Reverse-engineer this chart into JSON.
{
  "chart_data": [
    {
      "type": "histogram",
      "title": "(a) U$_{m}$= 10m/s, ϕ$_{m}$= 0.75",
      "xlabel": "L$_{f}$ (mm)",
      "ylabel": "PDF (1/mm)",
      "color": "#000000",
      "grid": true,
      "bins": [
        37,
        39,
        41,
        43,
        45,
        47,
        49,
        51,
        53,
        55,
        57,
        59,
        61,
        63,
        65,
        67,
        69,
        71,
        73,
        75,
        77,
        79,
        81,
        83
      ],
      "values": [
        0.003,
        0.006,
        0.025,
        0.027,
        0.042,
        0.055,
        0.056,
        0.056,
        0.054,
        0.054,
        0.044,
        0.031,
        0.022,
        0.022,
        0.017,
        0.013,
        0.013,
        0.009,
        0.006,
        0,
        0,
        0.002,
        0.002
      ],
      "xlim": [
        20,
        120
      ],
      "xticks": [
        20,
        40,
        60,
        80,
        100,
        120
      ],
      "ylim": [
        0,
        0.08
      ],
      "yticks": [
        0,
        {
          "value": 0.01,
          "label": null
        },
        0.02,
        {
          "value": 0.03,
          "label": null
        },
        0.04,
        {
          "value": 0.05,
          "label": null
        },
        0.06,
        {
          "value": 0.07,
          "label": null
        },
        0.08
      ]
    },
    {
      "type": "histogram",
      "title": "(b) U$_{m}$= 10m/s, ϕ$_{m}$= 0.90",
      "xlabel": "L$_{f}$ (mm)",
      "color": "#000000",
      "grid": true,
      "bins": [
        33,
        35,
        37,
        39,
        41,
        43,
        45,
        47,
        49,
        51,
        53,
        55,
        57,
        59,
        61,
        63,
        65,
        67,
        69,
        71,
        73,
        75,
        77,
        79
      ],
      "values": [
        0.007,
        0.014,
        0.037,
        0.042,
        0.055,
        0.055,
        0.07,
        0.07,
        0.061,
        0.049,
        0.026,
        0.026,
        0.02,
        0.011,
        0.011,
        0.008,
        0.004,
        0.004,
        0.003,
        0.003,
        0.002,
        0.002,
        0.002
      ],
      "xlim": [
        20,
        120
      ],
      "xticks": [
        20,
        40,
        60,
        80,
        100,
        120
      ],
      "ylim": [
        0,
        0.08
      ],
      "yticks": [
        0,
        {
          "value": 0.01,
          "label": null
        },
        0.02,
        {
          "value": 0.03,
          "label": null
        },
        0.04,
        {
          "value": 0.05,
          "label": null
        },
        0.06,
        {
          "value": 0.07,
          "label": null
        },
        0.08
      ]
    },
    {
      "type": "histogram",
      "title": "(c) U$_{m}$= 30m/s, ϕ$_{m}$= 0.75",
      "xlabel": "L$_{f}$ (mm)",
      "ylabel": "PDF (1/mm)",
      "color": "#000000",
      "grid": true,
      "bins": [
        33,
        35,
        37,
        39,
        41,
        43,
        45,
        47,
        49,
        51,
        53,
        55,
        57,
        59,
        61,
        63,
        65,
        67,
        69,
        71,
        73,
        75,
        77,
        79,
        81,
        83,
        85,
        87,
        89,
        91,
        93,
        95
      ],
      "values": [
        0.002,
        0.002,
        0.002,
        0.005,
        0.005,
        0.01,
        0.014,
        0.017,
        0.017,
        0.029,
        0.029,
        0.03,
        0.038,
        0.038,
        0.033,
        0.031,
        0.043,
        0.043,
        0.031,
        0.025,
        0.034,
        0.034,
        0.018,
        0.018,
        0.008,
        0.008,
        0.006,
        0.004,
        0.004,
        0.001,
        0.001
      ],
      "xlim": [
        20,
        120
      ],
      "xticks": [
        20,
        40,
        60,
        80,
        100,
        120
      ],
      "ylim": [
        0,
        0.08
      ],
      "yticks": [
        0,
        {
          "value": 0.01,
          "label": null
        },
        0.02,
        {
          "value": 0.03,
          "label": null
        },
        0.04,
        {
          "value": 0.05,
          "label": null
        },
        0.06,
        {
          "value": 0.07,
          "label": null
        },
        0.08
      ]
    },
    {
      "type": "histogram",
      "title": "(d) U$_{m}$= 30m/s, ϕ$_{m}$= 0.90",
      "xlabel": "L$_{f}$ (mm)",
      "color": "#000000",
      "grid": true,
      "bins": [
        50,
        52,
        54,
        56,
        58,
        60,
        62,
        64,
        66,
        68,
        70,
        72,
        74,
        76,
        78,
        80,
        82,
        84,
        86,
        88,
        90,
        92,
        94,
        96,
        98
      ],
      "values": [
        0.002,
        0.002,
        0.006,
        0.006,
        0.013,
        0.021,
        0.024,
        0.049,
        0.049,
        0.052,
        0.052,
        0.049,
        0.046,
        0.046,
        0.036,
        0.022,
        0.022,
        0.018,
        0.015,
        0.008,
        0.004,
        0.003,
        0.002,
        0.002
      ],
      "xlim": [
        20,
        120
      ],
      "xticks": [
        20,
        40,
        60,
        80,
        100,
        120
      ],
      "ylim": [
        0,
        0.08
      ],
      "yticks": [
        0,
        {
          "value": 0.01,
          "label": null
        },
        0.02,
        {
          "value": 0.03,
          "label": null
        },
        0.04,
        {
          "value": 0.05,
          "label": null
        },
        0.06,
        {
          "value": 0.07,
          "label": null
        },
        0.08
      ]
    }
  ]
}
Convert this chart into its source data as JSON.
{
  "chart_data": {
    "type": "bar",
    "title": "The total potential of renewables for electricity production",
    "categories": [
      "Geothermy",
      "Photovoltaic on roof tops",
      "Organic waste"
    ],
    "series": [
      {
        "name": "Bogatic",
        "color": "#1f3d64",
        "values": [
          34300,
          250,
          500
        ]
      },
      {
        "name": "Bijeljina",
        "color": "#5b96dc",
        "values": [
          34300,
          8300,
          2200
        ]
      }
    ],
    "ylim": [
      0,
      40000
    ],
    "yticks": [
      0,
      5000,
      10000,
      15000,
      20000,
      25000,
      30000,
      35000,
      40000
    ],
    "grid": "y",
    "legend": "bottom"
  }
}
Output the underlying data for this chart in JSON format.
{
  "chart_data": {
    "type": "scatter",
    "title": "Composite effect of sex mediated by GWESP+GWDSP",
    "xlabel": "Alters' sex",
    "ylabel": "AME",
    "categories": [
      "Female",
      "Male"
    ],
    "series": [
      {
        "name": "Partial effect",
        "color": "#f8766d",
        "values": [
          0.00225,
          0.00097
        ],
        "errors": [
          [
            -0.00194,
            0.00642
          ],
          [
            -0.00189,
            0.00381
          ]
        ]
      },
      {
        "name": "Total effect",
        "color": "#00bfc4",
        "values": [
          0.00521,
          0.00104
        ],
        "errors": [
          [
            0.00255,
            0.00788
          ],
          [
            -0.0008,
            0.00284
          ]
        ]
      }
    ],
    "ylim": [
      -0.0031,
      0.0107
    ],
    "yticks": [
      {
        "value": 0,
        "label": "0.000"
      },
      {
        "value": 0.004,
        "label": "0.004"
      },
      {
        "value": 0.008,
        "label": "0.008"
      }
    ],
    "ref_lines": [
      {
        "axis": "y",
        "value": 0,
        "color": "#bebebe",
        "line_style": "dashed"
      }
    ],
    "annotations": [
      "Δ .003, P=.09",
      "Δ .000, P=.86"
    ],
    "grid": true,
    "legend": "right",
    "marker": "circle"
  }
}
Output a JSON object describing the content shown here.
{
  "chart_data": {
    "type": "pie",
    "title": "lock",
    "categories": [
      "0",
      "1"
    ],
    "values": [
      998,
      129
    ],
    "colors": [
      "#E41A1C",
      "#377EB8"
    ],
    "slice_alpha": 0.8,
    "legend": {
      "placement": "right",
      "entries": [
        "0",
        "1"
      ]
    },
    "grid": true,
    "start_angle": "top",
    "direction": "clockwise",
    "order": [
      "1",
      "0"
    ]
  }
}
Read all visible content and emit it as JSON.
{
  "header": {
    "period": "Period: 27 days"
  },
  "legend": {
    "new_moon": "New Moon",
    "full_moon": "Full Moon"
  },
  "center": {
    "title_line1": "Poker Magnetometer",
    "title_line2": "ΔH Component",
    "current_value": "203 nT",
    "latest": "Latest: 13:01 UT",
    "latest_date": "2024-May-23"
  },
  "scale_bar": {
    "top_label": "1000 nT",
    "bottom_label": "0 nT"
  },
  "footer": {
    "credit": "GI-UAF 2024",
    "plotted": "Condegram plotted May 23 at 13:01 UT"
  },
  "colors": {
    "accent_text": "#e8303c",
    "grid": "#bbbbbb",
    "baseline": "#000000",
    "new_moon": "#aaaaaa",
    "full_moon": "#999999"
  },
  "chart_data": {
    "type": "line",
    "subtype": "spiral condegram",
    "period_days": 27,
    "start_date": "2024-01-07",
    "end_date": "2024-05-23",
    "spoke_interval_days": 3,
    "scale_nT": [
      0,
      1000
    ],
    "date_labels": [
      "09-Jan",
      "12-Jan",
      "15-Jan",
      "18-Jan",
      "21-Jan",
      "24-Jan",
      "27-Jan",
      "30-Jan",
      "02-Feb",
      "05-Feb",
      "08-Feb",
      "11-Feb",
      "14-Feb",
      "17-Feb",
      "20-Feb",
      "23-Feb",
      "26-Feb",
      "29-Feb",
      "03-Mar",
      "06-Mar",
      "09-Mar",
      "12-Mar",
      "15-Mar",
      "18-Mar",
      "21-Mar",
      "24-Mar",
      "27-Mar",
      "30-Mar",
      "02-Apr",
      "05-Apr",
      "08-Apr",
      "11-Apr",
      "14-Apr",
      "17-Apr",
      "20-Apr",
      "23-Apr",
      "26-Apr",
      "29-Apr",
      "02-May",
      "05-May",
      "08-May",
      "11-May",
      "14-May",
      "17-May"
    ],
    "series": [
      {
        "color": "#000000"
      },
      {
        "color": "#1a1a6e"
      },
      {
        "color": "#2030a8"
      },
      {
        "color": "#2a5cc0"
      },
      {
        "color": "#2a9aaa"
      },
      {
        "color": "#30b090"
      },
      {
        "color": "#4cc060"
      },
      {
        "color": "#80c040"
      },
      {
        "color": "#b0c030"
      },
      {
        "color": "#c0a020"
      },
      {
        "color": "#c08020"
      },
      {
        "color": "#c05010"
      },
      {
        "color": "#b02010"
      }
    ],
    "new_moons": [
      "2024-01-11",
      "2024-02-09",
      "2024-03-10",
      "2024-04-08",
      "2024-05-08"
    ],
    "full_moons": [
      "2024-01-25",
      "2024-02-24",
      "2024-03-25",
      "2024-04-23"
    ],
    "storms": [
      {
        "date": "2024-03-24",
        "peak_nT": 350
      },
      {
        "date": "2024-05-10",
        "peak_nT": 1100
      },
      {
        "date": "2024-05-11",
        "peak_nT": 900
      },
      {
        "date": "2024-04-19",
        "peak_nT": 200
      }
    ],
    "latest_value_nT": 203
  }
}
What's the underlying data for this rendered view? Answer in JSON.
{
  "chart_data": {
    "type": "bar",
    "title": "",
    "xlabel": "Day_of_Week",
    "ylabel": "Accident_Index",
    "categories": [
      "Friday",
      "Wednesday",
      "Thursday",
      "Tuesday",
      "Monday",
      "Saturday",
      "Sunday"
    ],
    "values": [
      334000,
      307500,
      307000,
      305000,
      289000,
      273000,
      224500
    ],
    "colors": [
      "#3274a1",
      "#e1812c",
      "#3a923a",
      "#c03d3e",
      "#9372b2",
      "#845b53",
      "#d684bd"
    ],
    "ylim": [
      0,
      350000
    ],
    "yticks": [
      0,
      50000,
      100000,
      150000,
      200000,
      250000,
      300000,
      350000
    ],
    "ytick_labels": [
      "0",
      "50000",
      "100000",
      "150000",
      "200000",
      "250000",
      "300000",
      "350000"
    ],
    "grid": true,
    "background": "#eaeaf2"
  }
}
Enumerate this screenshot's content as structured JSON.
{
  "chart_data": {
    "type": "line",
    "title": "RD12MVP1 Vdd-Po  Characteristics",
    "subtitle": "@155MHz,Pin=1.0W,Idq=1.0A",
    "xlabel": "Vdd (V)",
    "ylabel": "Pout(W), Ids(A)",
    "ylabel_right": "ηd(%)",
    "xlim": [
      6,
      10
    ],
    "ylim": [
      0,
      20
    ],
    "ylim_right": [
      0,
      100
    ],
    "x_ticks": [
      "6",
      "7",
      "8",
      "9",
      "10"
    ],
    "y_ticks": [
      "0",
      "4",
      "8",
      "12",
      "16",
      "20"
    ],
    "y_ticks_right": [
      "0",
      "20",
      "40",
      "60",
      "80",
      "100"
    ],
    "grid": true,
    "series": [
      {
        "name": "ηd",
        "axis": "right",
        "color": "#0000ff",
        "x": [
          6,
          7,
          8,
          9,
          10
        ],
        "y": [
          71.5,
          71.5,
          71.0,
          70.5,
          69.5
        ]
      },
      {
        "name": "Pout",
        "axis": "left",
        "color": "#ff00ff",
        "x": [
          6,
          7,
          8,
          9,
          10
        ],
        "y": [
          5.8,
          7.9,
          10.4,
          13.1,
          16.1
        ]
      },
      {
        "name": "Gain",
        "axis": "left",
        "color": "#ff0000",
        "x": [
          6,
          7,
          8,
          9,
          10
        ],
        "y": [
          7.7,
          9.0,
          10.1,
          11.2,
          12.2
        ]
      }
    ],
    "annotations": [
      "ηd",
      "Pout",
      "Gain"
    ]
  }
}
· · · · ·
Give only the number of lines in the entries above that contain the string "legend".

4